> GOAL
Using the data below, tally the lines that include the string "active". Only the number is wanted.

===== SUPPLIED RECORDS =====

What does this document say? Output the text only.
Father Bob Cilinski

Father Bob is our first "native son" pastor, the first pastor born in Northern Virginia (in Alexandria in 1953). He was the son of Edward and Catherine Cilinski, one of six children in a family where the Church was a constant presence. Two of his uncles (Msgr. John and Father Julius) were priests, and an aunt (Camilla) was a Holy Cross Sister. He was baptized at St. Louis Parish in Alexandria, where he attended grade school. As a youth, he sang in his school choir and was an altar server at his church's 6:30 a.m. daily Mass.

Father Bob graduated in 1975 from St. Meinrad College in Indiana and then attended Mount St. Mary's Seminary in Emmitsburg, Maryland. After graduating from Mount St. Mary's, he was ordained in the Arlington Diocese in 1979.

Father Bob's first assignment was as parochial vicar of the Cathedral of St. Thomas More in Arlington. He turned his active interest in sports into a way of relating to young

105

=====
===== SUPPLIED RECORDS =====

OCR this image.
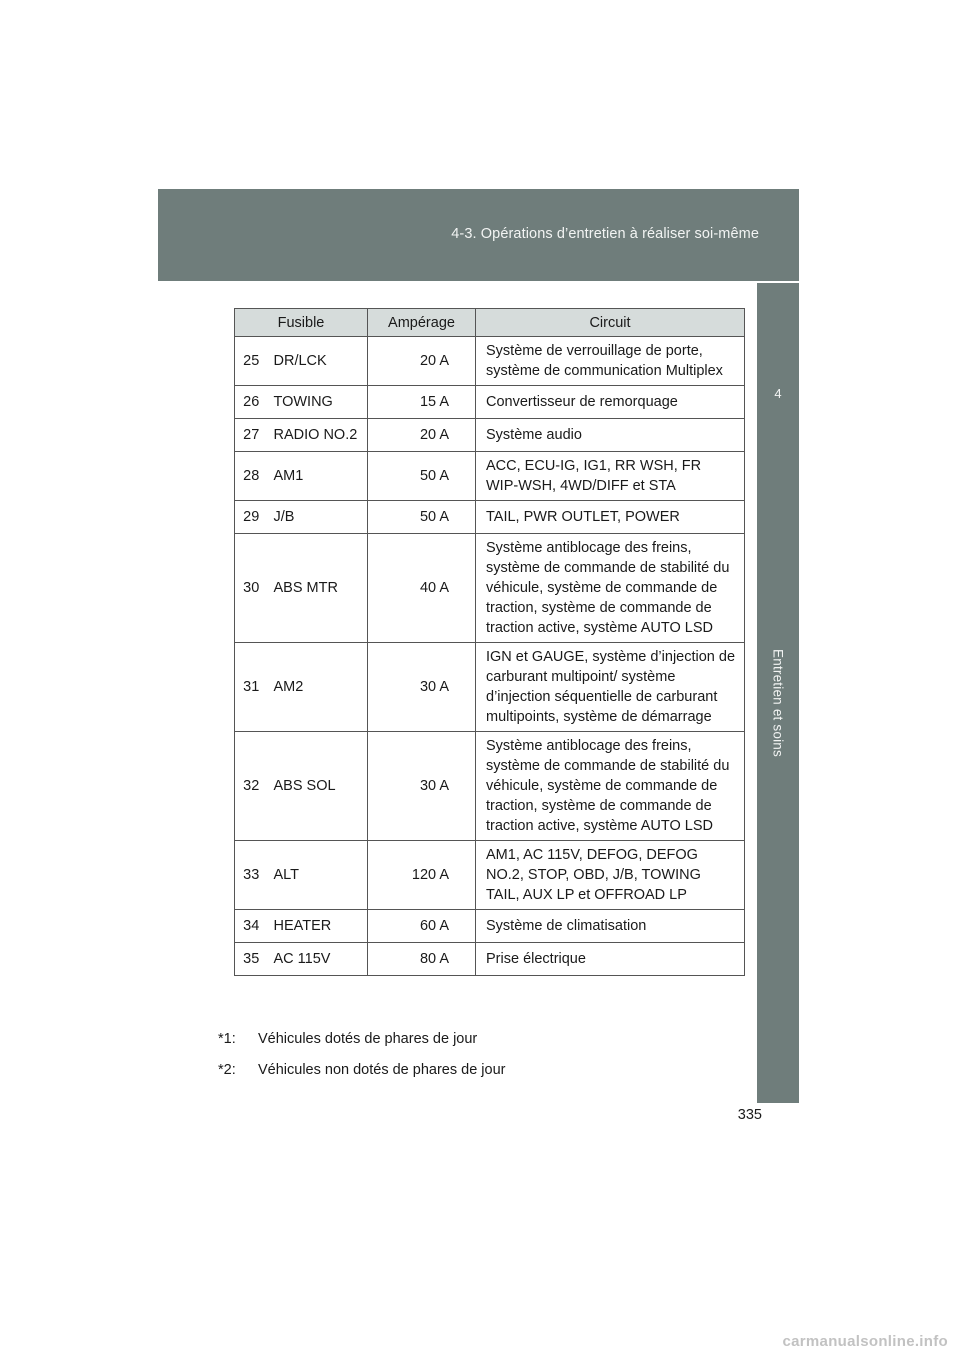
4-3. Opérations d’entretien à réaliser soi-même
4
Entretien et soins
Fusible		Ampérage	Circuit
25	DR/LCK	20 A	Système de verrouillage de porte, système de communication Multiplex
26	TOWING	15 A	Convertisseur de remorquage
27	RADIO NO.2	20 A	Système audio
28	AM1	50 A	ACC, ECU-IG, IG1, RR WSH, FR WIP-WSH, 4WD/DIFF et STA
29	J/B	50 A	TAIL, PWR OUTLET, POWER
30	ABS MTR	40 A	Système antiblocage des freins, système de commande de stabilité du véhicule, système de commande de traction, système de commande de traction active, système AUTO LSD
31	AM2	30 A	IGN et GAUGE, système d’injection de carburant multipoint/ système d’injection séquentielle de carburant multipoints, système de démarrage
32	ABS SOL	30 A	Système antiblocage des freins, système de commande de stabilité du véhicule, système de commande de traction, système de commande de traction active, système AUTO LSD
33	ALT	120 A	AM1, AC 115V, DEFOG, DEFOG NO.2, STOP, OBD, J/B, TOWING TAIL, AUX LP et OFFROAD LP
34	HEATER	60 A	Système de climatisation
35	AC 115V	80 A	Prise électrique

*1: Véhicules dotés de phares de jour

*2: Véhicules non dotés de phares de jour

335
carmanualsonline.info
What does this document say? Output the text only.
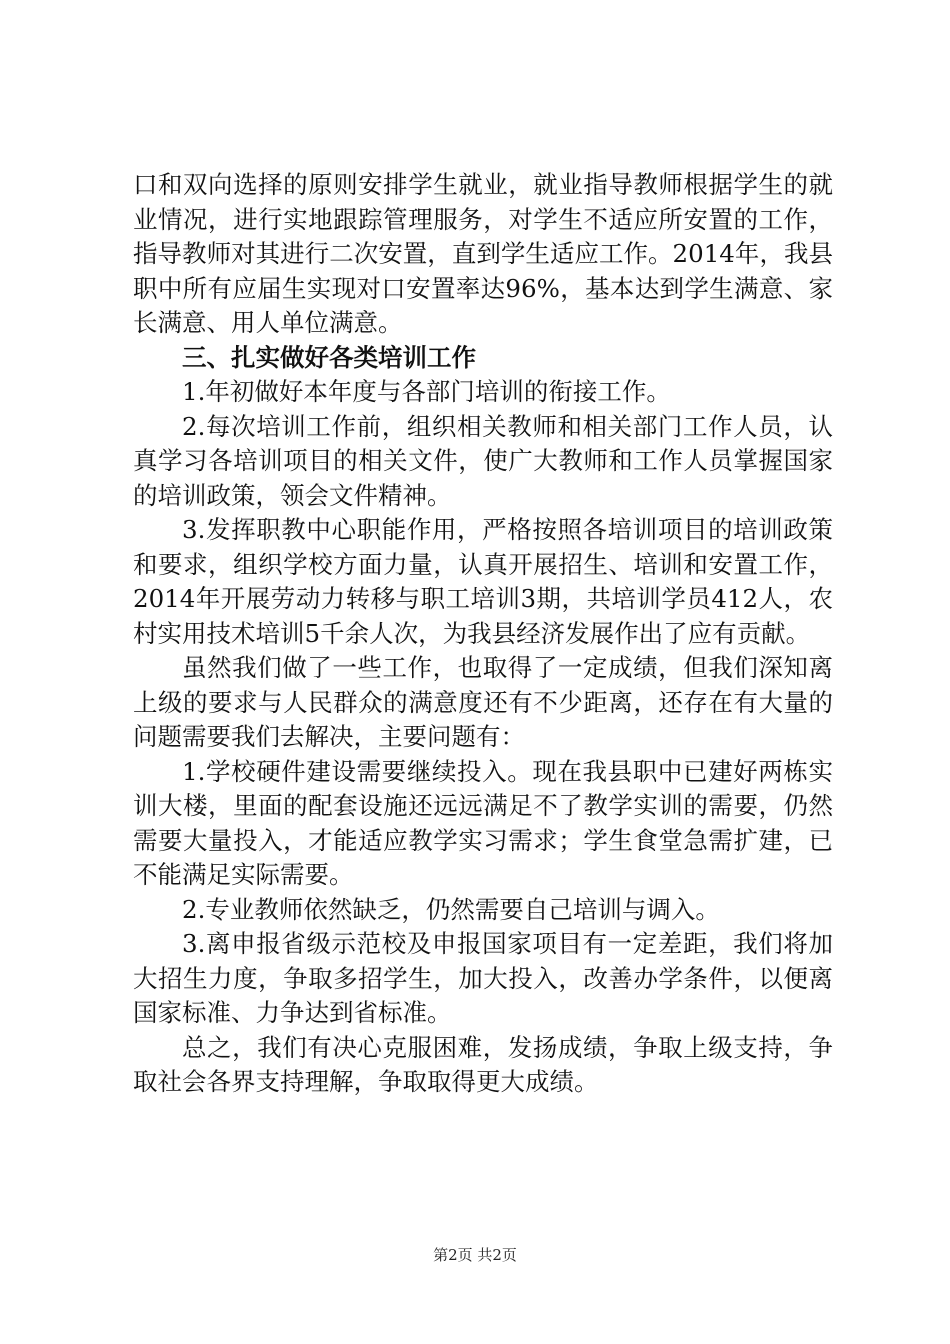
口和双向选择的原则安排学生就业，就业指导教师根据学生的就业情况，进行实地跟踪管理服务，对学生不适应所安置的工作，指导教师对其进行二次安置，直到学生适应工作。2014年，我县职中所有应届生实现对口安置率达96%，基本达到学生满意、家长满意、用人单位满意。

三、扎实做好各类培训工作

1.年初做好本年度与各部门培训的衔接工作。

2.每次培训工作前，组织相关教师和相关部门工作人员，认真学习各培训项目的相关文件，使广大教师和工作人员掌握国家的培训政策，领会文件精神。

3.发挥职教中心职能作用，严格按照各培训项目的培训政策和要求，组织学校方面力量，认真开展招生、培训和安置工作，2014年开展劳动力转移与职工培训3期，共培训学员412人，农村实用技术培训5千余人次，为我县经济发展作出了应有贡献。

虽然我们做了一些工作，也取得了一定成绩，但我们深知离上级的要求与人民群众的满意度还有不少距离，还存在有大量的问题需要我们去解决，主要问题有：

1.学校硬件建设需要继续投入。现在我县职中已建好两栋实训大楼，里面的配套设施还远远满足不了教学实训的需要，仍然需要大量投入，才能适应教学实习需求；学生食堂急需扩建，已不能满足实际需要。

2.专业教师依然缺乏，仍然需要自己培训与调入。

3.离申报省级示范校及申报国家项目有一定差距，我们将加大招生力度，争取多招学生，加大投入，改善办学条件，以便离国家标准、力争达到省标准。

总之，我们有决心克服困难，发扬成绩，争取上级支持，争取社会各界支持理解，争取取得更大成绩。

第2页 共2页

=====
===== SUPPLIED RECORDS =====

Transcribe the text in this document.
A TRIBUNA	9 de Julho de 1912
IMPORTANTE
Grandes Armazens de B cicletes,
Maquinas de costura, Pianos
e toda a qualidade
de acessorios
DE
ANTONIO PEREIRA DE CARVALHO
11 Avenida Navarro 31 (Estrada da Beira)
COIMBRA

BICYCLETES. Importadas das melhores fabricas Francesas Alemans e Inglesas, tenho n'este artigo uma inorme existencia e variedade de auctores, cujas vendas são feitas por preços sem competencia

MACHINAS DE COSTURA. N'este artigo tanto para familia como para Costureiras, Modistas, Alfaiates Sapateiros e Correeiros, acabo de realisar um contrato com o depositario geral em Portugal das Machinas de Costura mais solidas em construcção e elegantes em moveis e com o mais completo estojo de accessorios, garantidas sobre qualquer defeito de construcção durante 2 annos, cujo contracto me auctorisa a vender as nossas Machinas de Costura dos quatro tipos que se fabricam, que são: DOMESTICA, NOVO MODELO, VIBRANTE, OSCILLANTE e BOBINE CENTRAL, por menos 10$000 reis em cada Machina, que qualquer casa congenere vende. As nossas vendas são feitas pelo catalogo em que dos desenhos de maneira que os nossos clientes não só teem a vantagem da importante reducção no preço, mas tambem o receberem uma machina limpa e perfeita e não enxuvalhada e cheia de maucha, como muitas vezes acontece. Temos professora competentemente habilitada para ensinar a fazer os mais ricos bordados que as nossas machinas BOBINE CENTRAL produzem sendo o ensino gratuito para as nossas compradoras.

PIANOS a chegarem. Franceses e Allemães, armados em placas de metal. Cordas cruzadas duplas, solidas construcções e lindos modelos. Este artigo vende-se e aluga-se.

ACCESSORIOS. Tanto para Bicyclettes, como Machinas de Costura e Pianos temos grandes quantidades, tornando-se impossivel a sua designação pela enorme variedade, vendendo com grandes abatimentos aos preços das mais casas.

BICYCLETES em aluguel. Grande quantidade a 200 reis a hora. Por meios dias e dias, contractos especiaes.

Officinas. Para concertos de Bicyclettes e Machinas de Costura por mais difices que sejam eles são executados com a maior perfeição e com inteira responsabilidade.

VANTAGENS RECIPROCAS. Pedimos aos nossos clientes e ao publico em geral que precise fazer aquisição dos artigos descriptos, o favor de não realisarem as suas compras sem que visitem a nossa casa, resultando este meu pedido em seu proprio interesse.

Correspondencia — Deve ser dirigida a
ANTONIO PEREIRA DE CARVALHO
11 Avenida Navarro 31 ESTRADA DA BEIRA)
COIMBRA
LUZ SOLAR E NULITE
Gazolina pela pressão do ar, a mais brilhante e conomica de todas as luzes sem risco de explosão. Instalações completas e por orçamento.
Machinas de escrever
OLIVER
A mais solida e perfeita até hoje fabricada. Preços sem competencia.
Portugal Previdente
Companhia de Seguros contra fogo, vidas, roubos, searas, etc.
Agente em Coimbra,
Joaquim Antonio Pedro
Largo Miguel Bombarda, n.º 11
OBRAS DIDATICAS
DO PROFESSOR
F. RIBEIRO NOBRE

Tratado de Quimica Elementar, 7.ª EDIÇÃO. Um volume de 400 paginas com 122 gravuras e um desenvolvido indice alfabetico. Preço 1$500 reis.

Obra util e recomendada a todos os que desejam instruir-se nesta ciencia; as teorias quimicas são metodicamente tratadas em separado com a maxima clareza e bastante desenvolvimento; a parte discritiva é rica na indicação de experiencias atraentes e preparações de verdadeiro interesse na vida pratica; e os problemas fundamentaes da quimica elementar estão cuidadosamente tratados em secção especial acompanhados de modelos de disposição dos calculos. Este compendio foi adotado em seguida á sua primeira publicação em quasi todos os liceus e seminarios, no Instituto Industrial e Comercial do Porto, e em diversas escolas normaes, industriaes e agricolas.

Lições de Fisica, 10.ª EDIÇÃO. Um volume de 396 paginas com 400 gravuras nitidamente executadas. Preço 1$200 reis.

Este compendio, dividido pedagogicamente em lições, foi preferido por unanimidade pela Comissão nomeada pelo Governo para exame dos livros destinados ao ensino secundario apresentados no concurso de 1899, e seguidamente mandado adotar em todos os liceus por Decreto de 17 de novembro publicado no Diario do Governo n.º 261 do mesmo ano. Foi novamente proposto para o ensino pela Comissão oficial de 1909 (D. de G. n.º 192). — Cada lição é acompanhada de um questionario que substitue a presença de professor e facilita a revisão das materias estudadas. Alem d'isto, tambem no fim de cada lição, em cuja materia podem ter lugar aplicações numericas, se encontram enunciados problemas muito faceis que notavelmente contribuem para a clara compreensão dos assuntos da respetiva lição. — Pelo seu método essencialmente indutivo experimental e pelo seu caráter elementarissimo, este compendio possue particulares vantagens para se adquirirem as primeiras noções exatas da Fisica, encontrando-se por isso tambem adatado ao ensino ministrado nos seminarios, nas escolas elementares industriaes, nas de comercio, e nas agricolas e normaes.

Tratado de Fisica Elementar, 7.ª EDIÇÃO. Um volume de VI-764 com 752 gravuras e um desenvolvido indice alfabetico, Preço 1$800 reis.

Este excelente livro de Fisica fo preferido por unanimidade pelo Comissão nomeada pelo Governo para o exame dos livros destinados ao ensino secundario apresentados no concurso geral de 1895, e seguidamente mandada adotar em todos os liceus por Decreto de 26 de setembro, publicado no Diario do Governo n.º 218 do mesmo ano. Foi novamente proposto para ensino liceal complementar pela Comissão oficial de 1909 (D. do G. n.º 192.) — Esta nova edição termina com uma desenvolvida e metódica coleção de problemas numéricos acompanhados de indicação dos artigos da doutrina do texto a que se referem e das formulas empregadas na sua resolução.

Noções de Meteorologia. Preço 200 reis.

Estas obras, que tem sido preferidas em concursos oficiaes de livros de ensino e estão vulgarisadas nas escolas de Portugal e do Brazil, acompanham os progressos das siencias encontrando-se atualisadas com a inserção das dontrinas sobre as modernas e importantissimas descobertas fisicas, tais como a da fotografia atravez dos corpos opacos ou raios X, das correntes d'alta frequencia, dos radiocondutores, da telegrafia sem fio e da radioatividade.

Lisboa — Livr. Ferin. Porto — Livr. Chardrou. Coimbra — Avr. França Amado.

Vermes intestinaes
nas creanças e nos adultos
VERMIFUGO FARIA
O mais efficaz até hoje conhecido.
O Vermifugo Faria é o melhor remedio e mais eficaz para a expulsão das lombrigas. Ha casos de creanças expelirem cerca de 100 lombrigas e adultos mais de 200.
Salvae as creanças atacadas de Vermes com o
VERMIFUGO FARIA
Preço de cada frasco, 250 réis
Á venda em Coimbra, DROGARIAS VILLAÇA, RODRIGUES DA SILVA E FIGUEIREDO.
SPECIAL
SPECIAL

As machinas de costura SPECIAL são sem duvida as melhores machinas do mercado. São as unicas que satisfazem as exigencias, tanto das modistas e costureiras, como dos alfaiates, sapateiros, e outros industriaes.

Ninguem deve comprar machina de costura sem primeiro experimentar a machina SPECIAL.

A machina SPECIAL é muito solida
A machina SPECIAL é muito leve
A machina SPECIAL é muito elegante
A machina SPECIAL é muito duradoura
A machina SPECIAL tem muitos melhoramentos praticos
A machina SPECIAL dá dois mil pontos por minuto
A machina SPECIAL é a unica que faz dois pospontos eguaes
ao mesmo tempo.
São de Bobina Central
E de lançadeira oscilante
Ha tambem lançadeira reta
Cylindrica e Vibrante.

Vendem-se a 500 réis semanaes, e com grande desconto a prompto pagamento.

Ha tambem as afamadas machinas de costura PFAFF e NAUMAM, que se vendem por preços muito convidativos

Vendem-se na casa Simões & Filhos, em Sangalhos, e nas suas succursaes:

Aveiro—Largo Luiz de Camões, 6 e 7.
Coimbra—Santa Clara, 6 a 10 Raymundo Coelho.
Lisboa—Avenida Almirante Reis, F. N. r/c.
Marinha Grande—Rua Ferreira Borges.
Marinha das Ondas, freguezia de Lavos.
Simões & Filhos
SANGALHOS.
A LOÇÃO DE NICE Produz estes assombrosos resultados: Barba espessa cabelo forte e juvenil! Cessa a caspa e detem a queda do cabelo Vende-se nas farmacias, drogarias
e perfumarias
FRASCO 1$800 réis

=====

> SOLUTION FOR THIS EXERCISE
3